- STATED TASK:
Only a number is wanted: the count of lines in this listing that contain "görmemiş".

--- --- ---

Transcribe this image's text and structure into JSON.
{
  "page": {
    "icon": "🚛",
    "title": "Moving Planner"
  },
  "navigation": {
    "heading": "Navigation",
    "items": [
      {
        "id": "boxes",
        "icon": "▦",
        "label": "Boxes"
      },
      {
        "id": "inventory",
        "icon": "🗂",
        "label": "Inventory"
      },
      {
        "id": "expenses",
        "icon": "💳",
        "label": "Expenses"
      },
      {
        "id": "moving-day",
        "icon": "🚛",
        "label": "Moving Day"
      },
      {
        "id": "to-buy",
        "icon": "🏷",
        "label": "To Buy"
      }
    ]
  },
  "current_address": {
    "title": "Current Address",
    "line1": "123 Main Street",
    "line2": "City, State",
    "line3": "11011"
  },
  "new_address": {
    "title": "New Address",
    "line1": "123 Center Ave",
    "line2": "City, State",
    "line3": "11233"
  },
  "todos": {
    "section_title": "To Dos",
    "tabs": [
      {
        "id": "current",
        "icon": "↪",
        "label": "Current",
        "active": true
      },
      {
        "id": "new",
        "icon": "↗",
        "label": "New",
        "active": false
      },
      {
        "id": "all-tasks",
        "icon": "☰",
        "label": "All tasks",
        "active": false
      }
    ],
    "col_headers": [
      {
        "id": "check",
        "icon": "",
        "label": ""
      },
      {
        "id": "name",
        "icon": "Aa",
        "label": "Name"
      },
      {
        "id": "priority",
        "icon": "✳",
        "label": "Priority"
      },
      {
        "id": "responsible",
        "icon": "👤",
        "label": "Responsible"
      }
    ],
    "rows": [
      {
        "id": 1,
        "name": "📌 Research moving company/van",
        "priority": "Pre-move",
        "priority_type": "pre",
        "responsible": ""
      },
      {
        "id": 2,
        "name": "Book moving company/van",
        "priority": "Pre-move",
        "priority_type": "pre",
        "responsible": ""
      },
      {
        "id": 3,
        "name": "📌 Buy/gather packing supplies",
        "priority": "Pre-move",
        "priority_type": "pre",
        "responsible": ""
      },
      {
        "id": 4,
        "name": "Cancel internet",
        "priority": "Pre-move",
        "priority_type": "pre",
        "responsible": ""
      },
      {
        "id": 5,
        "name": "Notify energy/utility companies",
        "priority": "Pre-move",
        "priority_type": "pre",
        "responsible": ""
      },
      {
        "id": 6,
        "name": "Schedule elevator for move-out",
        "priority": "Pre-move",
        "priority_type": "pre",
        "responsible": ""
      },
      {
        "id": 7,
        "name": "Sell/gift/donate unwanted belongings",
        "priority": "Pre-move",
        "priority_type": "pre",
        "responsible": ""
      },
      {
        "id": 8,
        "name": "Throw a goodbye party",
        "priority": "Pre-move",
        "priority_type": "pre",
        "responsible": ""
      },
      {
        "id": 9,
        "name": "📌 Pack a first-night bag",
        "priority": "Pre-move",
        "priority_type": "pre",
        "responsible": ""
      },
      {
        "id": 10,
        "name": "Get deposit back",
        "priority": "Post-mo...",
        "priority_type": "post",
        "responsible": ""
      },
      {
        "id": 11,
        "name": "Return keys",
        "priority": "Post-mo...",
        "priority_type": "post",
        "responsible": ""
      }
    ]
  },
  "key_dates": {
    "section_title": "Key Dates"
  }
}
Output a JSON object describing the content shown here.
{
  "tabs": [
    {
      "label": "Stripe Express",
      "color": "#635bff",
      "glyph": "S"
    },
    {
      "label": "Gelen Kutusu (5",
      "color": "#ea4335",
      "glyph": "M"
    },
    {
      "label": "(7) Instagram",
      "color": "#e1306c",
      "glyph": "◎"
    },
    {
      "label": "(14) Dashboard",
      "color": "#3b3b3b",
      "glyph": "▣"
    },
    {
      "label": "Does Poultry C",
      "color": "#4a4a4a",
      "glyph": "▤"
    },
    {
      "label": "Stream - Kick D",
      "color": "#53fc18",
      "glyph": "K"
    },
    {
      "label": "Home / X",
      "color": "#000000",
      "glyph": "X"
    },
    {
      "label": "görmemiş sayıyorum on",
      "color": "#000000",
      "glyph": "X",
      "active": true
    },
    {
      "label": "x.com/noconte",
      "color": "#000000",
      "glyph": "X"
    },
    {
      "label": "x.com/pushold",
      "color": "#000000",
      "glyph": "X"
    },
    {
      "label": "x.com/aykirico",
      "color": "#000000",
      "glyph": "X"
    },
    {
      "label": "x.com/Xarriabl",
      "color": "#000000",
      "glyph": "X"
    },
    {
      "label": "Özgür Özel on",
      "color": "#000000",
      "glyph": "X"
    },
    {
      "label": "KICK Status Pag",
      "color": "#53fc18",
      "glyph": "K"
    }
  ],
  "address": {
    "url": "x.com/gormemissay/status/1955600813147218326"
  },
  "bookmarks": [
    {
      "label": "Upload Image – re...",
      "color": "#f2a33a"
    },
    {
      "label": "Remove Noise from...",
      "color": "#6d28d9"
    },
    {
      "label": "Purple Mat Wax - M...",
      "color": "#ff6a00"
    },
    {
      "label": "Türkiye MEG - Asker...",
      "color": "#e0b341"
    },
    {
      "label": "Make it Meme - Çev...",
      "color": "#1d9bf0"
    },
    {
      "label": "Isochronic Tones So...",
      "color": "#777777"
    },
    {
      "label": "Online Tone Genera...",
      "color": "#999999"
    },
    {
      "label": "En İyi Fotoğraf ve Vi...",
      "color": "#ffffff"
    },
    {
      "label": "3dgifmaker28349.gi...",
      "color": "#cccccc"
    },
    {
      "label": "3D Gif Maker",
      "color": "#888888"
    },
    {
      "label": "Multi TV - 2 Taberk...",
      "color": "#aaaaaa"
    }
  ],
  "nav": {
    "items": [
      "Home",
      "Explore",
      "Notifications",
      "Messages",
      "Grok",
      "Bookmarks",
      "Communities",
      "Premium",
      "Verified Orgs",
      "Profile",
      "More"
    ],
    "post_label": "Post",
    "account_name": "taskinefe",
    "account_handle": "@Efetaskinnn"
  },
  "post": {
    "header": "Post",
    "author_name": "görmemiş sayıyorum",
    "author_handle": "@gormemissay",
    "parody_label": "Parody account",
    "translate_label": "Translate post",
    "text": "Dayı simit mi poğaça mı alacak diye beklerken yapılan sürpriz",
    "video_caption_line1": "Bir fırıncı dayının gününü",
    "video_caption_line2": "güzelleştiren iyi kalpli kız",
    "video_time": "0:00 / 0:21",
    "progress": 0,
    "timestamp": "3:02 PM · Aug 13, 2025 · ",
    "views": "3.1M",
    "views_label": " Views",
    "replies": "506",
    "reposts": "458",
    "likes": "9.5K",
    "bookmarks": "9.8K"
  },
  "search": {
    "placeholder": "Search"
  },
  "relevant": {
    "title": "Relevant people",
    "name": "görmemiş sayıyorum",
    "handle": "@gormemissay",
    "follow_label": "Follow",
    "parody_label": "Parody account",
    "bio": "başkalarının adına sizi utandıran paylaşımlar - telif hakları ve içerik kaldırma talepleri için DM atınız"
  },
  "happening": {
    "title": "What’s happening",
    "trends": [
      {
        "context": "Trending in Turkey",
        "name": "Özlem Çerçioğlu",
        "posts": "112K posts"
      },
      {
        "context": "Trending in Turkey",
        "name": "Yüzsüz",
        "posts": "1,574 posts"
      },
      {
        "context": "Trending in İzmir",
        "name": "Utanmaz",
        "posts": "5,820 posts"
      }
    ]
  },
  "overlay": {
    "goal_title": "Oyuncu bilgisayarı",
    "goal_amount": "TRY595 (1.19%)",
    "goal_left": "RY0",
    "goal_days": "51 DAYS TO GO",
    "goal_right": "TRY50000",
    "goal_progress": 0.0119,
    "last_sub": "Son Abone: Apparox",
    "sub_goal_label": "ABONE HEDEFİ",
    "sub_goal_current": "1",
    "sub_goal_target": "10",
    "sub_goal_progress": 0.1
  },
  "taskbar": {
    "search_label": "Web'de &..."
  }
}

--- --- ---

- WORKED SOLUTION:
3